Aim:
Give back all the data exactly, line by line.

Provided records:
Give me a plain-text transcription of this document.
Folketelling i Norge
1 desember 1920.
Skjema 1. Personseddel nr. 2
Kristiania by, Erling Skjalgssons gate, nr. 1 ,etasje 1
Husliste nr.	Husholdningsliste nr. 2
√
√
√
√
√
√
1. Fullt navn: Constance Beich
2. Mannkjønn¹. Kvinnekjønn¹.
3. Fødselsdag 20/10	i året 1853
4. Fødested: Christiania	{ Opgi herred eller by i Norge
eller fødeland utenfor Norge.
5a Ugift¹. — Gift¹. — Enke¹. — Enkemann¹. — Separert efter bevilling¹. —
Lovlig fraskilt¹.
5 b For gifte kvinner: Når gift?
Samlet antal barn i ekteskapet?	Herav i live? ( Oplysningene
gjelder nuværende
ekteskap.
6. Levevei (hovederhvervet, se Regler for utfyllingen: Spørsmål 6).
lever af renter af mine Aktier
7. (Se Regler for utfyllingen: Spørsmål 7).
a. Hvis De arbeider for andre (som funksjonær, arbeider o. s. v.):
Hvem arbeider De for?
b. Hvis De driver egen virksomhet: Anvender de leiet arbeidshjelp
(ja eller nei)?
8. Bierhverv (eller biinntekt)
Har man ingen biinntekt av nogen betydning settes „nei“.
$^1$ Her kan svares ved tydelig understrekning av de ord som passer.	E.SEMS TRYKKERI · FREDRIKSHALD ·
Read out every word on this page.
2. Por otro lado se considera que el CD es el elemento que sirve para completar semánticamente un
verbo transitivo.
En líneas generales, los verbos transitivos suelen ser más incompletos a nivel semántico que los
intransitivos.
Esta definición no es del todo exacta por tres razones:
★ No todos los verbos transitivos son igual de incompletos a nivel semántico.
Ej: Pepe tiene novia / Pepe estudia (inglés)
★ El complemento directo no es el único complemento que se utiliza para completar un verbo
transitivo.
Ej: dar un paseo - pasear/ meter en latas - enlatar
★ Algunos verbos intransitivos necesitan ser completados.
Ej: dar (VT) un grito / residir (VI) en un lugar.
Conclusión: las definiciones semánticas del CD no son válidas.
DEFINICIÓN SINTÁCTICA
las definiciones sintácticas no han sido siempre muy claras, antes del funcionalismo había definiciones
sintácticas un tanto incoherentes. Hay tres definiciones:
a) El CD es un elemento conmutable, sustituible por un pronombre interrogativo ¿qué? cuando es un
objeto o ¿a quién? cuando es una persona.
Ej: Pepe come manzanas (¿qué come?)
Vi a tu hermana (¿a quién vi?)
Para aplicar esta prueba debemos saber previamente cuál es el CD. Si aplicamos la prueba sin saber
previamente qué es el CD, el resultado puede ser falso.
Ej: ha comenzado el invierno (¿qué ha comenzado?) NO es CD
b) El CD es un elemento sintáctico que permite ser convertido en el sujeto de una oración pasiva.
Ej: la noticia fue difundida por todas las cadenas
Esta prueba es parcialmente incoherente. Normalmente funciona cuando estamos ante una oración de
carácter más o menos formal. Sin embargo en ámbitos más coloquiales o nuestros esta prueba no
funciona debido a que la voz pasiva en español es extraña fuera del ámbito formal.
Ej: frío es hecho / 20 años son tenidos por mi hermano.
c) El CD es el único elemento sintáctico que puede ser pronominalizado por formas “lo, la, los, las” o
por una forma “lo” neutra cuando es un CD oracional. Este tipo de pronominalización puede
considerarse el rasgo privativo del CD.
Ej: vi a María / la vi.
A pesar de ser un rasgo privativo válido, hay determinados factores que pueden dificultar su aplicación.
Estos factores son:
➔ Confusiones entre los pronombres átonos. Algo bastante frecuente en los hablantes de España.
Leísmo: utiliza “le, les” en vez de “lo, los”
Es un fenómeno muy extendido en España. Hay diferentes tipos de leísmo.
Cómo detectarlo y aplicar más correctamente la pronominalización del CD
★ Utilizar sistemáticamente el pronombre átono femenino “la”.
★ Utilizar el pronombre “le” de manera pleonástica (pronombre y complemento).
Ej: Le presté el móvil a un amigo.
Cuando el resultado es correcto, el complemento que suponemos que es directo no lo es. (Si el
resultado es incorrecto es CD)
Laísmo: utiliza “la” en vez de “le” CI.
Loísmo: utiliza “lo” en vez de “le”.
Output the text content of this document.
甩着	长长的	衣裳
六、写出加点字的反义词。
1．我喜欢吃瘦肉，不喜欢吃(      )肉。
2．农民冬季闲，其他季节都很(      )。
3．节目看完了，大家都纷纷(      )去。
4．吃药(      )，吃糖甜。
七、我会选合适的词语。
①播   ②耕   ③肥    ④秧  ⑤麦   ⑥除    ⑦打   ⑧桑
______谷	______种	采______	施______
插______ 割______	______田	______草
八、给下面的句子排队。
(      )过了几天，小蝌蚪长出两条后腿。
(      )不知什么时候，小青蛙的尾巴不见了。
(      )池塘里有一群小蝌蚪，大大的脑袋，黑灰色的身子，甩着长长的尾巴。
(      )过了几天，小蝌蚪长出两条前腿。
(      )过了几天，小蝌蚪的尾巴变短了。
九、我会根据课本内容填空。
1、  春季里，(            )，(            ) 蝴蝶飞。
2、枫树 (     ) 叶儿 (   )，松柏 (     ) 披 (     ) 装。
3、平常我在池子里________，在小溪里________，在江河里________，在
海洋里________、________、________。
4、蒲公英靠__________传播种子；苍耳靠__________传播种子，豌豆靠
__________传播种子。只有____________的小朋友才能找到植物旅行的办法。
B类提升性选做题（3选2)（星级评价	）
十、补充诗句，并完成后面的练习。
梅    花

Worked solution:
Give me a plain-text transcription of this document.
Folketelling i Norge
1 desember 1920.
Skjema 1. Personseddel nr. 2
Kristiania by, Erling Skjalgssons gate, nr. 1 ,etasje 1
Husliste nr.	Husholdningsliste nr. 2
√
√
√
√
√
√
1. Fullt navn: Constance Beich
2. Mannkjønn¹. Kvinnekjønn¹.
3. Fødselsdag 20/10	i året 1853
4. Fødested: Christiania	{ Opgi herred eller by i Norge
eller fødeland utenfor Norge.
5a Ugift¹. — Gift¹. — Enke¹. — Enkemann¹. — Separert efter bevilling¹. —
Lovlig fraskilt¹.
5 b For gifte kvinner: Når gift?
Samlet antal barn i ekteskapet?	Herav i live? ( Oplysningene
gjelder nuværende
ekteskap.
6. Levevei (hovederhvervet, se Regler for utfyllingen: Spørsmål 6).
lever af renter af mine Aktier
7. (Se Regler for utfyllingen: Spørsmål 7).
a. Hvis De arbeider for andre (som funksjonær, arbeider o. s. v.):
Hvem arbeider De for?
b. Hvis De driver egen virksomhet: Anvender de leiet arbeidshjelp
(ja eller nei)?
8. Bierhverv (eller biinntekt)
Har man ingen biinntekt av nogen betydning settes „nei“.
$^1$ Her kan svares ved tydelig understrekning av de ord som passer.	E.SEMS TRYKKERI · FREDRIKSHALD ·
Read out every word on this page.
2. Por otro lado se considera que el CD es el elemento que sirve para completar semánticamente un
verbo transitivo.
En líneas generales, los verbos transitivos suelen ser más incompletos a nivel semántico que los
intransitivos.
Esta definición no es del todo exacta por tres razones:
★ No todos los verbos transitivos son igual de incompletos a nivel semántico.
Ej: Pepe tiene novia / Pepe estudia (inglés)
★ El complemento directo no es el único complemento que se utiliza para completar un verbo
transitivo.
Ej: dar un paseo - pasear/ meter en latas - enlatar
★ Algunos verbos intransitivos necesitan ser completados.
Ej: dar (VT) un grito / residir (VI) en un lugar.
Conclusión: las definiciones semánticas del CD no son válidas.
DEFINICIÓN SINTÁCTICA
las definiciones sintácticas no han sido siempre muy claras, antes del funcionalismo había definiciones
sintácticas un tanto incoherentes. Hay tres definiciones:
a) El CD es un elemento conmutable, sustituible por un pronombre interrogativo ¿qué? cuando es un
objeto o ¿a quién? cuando es una persona.
Ej: Pepe come manzanas (¿qué come?)
Vi a tu hermana (¿a quién vi?)
Para aplicar esta prueba debemos saber previamente cuál es el CD. Si aplicamos la prueba sin saber
previamente qué es el CD, el resultado puede ser falso.
Ej: ha comenzado el invierno (¿qué ha comenzado?) NO es CD
b) El CD es un elemento sintáctico que permite ser convertido en el sujeto de una oración pasiva.
Ej: la noticia fue difundida por todas las cadenas
Esta prueba es parcialmente incoherente. Normalmente funciona cuando estamos ante una oración de
carácter más o menos formal. Sin embargo en ámbitos más coloquiales o nuestros esta prueba no
funciona debido a que la voz pasiva en español es extraña fuera del ámbito formal.
Ej: frío es hecho / 20 años son tenidos por mi hermano.
c) El CD es el único elemento sintáctico que puede ser pronominalizado por formas “lo, la, los, las” o
por una forma “lo” neutra cuando es un CD oracional. Este tipo de pronominalización puede
considerarse el rasgo privativo del CD.
Ej: vi a María / la vi.
A pesar de ser un rasgo privativo válido, hay determinados factores que pueden dificultar su aplicación.
Estos factores son:
➔ Confusiones entre los pronombres átonos. Algo bastante frecuente en los hablantes de España.
Leísmo: utiliza “le, les” en vez de “lo, los”
Es un fenómeno muy extendido en España. Hay diferentes tipos de leísmo.
Cómo detectarlo y aplicar más correctamente la pronominalización del CD
★ Utilizar sistemáticamente el pronombre átono femenino “la”.
★ Utilizar el pronombre “le” de manera pleonástica (pronombre y complemento).
Ej: Le presté el móvil a un amigo.
Cuando el resultado es correcto, el complemento que suponemos que es directo no lo es. (Si el
resultado es incorrecto es CD)
Laísmo: utiliza “la” en vez de “le” CI.
Loísmo: utiliza “lo” en vez de “le”.
Output the text content of this document.
甩着	长长的	衣裳
六、写出加点字的反义词。
1．我喜欢吃瘦肉，不喜欢吃(      )肉。
2．农民冬季闲，其他季节都很(      )。
3．节目看完了，大家都纷纷(      )去。
4．吃药(      )，吃糖甜。
七、我会选合适的词语。
①播   ②耕   ③肥    ④秧  ⑤麦   ⑥除    ⑦打   ⑧桑
______谷	______种	采______	施______
插______ 割______	______田	______草
八、给下面的句子排队。
(      )过了几天，小蝌蚪长出两条后腿。
(      )不知什么时候，小青蛙的尾巴不见了。
(      )池塘里有一群小蝌蚪，大大的脑袋，黑灰色的身子，甩着长长的尾巴。
(      )过了几天，小蝌蚪长出两条前腿。
(      )过了几天，小蝌蚪的尾巴变短了。
九、我会根据课本内容填空。
1、  春季里，(            )，(            ) 蝴蝶飞。
2、枫树 (     ) 叶儿 (   )，松柏 (     ) 披 (     ) 装。
3、平常我在池子里________，在小溪里________，在江河里________，在
海洋里________、________、________。
4、蒲公英靠__________传播种子；苍耳靠__________传播种子，豌豆靠
__________传播种子。只有____________的小朋友才能找到植物旅行的办法。
B类提升性选做题（3选2)（星级评价	）
十、补充诗句，并完成后面的练习。
梅    花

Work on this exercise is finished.